Material shown.
--- start ---

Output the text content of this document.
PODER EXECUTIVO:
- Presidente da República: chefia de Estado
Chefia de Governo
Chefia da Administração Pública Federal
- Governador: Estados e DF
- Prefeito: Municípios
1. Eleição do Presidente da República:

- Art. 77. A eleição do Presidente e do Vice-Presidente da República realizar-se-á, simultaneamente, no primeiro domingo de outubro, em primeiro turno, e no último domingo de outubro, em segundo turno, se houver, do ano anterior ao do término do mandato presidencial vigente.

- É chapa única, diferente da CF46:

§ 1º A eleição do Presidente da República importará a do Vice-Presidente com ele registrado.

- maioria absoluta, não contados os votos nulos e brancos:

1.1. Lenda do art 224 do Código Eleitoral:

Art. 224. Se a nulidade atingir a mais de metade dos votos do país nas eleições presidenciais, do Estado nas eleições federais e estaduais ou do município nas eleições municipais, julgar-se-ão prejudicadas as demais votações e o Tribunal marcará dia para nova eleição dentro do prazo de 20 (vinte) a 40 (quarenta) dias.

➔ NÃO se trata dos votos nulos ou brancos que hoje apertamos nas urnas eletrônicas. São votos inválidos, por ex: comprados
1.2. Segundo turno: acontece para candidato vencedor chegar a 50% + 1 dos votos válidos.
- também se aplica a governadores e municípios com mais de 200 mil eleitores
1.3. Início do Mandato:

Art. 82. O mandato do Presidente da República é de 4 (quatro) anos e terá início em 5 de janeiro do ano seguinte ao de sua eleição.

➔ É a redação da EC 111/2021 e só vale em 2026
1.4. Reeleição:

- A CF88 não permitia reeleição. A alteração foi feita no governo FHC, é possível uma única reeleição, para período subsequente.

--- end ---

Given instruction. Give all the entries again exactly; leave none out.

Expected answer.
Output the text content of this document.
PODER EXECUTIVO:
- Presidente da República: chefia de Estado
Chefia de Governo
Chefia da Administração Pública Federal
- Governador: Estados e DF
- Prefeito: Municípios
1. Eleição do Presidente da República:

- Art. 77. A eleição do Presidente e do Vice-Presidente da República realizar-se-á, simultaneamente, no primeiro domingo de outubro, em primeiro turno, e no último domingo de outubro, em segundo turno, se houver, do ano anterior ao do término do mandato presidencial vigente.

- É chapa única, diferente da CF46:

§ 1º A eleição do Presidente da República importará a do Vice-Presidente com ele registrado.

- maioria absoluta, não contados os votos nulos e brancos:

1.1. Lenda do art 224 do Código Eleitoral:

Art. 224. Se a nulidade atingir a mais de metade dos votos do país nas eleições presidenciais, do Estado nas eleições federais e estaduais ou do município nas eleições municipais, julgar-se-ão prejudicadas as demais votações e o Tribunal marcará dia para nova eleição dentro do prazo de 20 (vinte) a 40 (quarenta) dias.

➔ NÃO se trata dos votos nulos ou brancos que hoje apertamos nas urnas eletrônicas. São votos inválidos, por ex: comprados
1.2. Segundo turno: acontece para candidato vencedor chegar a 50% + 1 dos votos válidos.
- também se aplica a governadores e municípios com mais de 200 mil eleitores
1.3. Início do Mandato:

Art. 82. O mandato do Presidente da República é de 4 (quatro) anos e terá início em 5 de janeiro do ano seguinte ao de sua eleição.

➔ É a redação da EC 111/2021 e só vale em 2026
1.4. Reeleição:

- A CF88 não permitia reeleição. A alteração foi feita no governo FHC, é possível uma única reeleição, para período subsequente.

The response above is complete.